#### Given records

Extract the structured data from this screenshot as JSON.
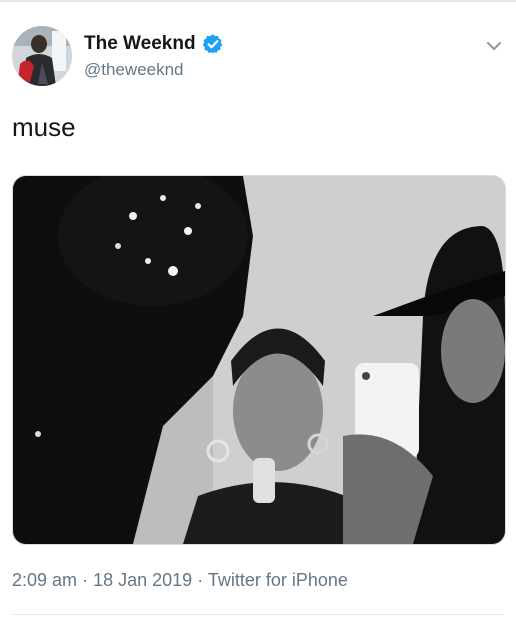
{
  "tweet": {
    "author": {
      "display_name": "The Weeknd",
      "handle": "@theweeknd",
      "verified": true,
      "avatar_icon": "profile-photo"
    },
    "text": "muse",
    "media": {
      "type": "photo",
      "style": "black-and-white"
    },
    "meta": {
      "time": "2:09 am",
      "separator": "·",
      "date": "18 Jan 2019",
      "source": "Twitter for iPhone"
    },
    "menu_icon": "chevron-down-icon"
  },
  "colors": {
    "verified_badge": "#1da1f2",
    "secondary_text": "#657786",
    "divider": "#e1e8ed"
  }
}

########

__Exercise requirements__: What you return should match the records above word for word, minus the pictures.

__Response below__:
Extract the structured data from this screenshot as JSON.
{
  "tweet": {
    "author": {
      "display_name": "The Weeknd",
      "handle": "@theweeknd",
      "verified": true,
      "avatar_icon": "profile-photo"
    },
    "text": "muse",
    "media": {
      "type": "photo",
      "style": "black-and-white"
    },
    "meta": {
      "time": "2:09 am",
      "separator": "·",
      "date": "18 Jan 2019",
      "source": "Twitter for iPhone"
    },
    "menu_icon": "chevron-down-icon"
  },
  "colors": {
    "verified_badge": "#1da1f2",
    "secondary_text": "#657786",
    "divider": "#e1e8ed"
  }
}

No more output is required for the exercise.